Below is a listing; copy all of it exactly.

* * *

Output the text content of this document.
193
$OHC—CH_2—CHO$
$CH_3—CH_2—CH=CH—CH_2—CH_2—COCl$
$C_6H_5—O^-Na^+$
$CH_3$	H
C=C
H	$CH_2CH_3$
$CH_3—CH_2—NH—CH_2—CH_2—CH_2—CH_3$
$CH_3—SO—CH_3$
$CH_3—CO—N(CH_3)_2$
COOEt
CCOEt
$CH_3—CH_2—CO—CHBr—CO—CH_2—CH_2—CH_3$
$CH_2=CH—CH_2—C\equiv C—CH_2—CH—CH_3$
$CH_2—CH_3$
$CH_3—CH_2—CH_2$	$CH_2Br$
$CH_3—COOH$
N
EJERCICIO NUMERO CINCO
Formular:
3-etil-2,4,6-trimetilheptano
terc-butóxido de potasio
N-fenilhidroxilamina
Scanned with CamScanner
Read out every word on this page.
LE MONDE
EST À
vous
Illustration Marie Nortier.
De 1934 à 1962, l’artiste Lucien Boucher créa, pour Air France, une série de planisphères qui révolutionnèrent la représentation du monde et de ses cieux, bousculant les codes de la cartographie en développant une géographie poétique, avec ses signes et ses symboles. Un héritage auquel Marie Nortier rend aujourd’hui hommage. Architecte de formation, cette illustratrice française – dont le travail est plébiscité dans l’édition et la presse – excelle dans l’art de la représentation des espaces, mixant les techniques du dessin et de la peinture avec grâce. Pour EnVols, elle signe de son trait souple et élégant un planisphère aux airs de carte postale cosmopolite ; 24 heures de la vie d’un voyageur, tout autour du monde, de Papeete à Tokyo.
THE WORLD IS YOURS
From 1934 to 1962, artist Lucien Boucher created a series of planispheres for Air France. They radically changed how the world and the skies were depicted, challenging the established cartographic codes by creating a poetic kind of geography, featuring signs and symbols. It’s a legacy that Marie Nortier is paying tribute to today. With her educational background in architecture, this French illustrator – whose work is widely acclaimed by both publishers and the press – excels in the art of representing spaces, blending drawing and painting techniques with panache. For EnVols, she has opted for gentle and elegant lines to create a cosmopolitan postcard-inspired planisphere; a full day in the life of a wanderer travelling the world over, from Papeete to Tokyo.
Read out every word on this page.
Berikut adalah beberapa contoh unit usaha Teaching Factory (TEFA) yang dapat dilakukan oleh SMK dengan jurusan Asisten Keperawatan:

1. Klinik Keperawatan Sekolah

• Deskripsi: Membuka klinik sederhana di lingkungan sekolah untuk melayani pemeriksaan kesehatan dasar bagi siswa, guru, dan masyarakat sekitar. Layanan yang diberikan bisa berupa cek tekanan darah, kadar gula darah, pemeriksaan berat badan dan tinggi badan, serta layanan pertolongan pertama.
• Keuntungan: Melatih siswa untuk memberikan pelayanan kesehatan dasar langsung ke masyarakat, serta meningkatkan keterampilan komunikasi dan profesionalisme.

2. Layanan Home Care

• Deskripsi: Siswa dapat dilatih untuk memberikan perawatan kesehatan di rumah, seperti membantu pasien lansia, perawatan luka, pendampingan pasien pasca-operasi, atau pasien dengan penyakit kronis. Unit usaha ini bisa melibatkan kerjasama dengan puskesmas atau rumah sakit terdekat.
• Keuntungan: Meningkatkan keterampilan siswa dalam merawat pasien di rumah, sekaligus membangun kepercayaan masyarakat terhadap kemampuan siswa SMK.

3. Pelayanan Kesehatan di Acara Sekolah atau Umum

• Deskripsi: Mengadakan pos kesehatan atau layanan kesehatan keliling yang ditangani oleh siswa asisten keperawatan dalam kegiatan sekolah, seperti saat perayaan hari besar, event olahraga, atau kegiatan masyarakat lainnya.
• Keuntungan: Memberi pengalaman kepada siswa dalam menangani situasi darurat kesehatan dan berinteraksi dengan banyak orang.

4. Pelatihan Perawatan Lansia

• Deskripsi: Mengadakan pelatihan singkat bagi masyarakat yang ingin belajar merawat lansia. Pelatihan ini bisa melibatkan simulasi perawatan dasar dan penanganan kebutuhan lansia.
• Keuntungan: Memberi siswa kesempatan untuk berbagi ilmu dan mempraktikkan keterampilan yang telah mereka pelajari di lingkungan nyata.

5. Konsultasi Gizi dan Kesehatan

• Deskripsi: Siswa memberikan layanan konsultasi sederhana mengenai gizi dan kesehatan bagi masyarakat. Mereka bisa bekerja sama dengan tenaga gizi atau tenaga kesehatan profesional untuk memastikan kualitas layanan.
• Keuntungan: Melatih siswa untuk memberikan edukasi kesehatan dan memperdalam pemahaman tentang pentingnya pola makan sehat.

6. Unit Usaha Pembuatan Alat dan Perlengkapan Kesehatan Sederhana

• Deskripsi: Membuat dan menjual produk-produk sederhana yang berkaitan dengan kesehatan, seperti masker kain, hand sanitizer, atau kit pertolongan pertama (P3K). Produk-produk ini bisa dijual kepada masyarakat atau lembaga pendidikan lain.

* * *

Result for this task
Output the text content of this document.
193
$OHC—CH_2—CHO$
$CH_3—CH_2—CH=CH—CH_2—CH_2—COCl$
$C_6H_5—O^-Na^+$
$CH_3$	H
C=C
H	$CH_2CH_3$
$CH_3—CH_2—NH—CH_2—CH_2—CH_2—CH_3$
$CH_3—SO—CH_3$
$CH_3—CO—N(CH_3)_2$
COOEt
CCOEt
$CH_3—CH_2—CO—CHBr—CO—CH_2—CH_2—CH_3$
$CH_2=CH—CH_2—C\equiv C—CH_2—CH—CH_3$
$CH_2—CH_3$
$CH_3—CH_2—CH_2$	$CH_2Br$
$CH_3—COOH$
N
EJERCICIO NUMERO CINCO
Formular:
3-etil-2,4,6-trimetilheptano
terc-butóxido de potasio
N-fenilhidroxilamina
Scanned with CamScanner
Read out every word on this page.
LE MONDE
EST À
vous
Illustration Marie Nortier.
De 1934 à 1962, l’artiste Lucien Boucher créa, pour Air France, une série de planisphères qui révolutionnèrent la représentation du monde et de ses cieux, bousculant les codes de la cartographie en développant une géographie poétique, avec ses signes et ses symboles. Un héritage auquel Marie Nortier rend aujourd’hui hommage. Architecte de formation, cette illustratrice française – dont le travail est plébiscité dans l’édition et la presse – excelle dans l’art de la représentation des espaces, mixant les techniques du dessin et de la peinture avec grâce. Pour EnVols, elle signe de son trait souple et élégant un planisphère aux airs de carte postale cosmopolite ; 24 heures de la vie d’un voyageur, tout autour du monde, de Papeete à Tokyo.
THE WORLD IS YOURS
From 1934 to 1962, artist Lucien Boucher created a series of planispheres for Air France. They radically changed how the world and the skies were depicted, challenging the established cartographic codes by creating a poetic kind of geography, featuring signs and symbols. It’s a legacy that Marie Nortier is paying tribute to today. With her educational background in architecture, this French illustrator – whose work is widely acclaimed by both publishers and the press – excels in the art of representing spaces, blending drawing and painting techniques with panache. For EnVols, she has opted for gentle and elegant lines to create a cosmopolitan postcard-inspired planisphere; a full day in the life of a wanderer travelling the world over, from Papeete to Tokyo.
Read out every word on this page.
Berikut adalah beberapa contoh unit usaha Teaching Factory (TEFA) yang dapat dilakukan oleh SMK dengan jurusan Asisten Keperawatan:

1. Klinik Keperawatan Sekolah

• Deskripsi: Membuka klinik sederhana di lingkungan sekolah untuk melayani pemeriksaan kesehatan dasar bagi siswa, guru, dan masyarakat sekitar. Layanan yang diberikan bisa berupa cek tekanan darah, kadar gula darah, pemeriksaan berat badan dan tinggi badan, serta layanan pertolongan pertama.
• Keuntungan: Melatih siswa untuk memberikan pelayanan kesehatan dasar langsung ke masyarakat, serta meningkatkan keterampilan komunikasi dan profesionalisme.

2. Layanan Home Care

• Deskripsi: Siswa dapat dilatih untuk memberikan perawatan kesehatan di rumah, seperti membantu pasien lansia, perawatan luka, pendampingan pasien pasca-operasi, atau pasien dengan penyakit kronis. Unit usaha ini bisa melibatkan kerjasama dengan puskesmas atau rumah sakit terdekat.
• Keuntungan: Meningkatkan keterampilan siswa dalam merawat pasien di rumah, sekaligus membangun kepercayaan masyarakat terhadap kemampuan siswa SMK.

3. Pelayanan Kesehatan di Acara Sekolah atau Umum

• Deskripsi: Mengadakan pos kesehatan atau layanan kesehatan keliling yang ditangani oleh siswa asisten keperawatan dalam kegiatan sekolah, seperti saat perayaan hari besar, event olahraga, atau kegiatan masyarakat lainnya.
• Keuntungan: Memberi pengalaman kepada siswa dalam menangani situasi darurat kesehatan dan berinteraksi dengan banyak orang.

4. Pelatihan Perawatan Lansia

• Deskripsi: Mengadakan pelatihan singkat bagi masyarakat yang ingin belajar merawat lansia. Pelatihan ini bisa melibatkan simulasi perawatan dasar dan penanganan kebutuhan lansia.
• Keuntungan: Memberi siswa kesempatan untuk berbagi ilmu dan mempraktikkan keterampilan yang telah mereka pelajari di lingkungan nyata.

5. Konsultasi Gizi dan Kesehatan

• Deskripsi: Siswa memberikan layanan konsultasi sederhana mengenai gizi dan kesehatan bagi masyarakat. Mereka bisa bekerja sama dengan tenaga gizi atau tenaga kesehatan profesional untuk memastikan kualitas layanan.
• Keuntungan: Melatih siswa untuk memberikan edukasi kesehatan dan memperdalam pemahaman tentang pentingnya pola makan sehat.

6. Unit Usaha Pembuatan Alat dan Perlengkapan Kesehatan Sederhana

• Deskripsi: Membuat dan menjual produk-produk sederhana yang berkaitan dengan kesehatan, seperti masker kain, hand sanitizer, atau kit pertolongan pertama (P3K). Produk-produk ini bisa dijual kepada masyarakat atau lembaga pendidikan lain.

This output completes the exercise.